→ Task directions: In the material below, list every line carrying the string "this".

# Source data start

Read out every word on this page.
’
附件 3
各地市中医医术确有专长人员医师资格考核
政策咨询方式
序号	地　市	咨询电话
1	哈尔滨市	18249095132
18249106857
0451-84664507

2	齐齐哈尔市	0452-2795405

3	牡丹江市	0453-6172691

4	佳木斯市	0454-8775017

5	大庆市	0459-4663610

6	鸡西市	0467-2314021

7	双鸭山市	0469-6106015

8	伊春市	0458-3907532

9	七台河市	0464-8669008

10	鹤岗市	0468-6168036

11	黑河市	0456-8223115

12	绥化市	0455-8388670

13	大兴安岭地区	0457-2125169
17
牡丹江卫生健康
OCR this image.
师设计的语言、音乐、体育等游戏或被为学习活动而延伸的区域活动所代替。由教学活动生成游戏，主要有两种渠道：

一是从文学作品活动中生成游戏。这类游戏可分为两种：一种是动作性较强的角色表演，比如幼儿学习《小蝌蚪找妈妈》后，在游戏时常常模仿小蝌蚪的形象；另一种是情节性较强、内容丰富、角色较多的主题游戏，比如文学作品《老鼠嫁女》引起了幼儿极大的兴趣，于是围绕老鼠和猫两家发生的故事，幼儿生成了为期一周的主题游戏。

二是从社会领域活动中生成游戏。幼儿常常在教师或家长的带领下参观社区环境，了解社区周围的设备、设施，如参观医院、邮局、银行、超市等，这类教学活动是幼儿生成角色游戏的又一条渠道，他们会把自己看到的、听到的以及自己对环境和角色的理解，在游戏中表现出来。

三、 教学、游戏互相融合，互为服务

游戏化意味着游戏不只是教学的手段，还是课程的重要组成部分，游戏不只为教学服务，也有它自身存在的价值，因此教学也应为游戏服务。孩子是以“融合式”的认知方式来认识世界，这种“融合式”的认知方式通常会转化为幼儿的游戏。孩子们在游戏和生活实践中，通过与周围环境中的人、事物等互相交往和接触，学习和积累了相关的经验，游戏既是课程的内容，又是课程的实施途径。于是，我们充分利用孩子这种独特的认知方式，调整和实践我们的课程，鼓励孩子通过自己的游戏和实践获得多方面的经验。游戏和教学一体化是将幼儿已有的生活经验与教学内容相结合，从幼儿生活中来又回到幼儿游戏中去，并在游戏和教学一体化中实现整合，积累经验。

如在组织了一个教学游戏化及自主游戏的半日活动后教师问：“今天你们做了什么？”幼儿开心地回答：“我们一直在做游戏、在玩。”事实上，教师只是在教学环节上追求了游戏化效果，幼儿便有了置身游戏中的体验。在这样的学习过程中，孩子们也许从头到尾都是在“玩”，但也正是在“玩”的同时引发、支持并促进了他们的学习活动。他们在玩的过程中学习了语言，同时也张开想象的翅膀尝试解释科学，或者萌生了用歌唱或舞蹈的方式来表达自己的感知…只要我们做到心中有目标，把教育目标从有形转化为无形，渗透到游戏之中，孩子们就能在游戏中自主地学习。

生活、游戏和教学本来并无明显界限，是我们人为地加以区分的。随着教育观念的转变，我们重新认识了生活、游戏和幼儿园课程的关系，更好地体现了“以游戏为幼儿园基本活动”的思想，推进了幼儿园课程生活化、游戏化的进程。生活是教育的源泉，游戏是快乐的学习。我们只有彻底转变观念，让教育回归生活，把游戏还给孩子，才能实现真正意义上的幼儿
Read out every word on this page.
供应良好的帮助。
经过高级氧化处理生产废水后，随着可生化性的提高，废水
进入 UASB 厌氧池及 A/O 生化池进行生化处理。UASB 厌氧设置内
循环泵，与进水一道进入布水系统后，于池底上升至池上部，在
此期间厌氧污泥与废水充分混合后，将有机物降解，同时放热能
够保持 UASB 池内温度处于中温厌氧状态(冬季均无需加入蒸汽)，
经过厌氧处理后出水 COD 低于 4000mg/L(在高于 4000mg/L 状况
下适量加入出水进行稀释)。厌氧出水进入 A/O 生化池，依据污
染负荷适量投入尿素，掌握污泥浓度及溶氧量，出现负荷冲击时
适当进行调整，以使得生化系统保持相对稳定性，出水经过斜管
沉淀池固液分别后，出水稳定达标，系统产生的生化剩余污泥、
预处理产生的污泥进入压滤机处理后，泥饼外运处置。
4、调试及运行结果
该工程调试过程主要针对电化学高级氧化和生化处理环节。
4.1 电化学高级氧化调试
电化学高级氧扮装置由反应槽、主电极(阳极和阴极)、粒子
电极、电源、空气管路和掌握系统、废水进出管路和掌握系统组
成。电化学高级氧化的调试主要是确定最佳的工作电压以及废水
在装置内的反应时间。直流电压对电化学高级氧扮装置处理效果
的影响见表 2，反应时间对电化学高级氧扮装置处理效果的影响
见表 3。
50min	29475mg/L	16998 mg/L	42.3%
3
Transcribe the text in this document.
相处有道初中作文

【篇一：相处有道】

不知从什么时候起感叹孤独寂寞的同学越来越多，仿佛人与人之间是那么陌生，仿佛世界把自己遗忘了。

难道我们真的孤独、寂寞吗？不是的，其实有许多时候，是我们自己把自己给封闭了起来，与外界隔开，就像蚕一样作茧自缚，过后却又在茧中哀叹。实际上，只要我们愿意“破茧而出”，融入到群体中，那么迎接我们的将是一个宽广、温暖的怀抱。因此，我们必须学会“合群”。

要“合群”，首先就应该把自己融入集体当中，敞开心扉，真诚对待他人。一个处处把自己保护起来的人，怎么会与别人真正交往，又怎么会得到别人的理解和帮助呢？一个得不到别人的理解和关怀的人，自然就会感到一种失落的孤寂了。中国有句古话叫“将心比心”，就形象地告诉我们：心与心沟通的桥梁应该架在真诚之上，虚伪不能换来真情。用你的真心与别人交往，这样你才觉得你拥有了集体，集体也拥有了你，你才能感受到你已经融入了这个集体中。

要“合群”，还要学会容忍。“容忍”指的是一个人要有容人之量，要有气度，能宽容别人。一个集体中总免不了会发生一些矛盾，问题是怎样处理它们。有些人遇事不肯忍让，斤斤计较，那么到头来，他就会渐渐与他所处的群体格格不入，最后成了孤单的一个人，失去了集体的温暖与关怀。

# Source data end

→ Full solution:
Read out every word on this page.
OCR this image.
Read out every word on this page.
Transcribe the text in this document.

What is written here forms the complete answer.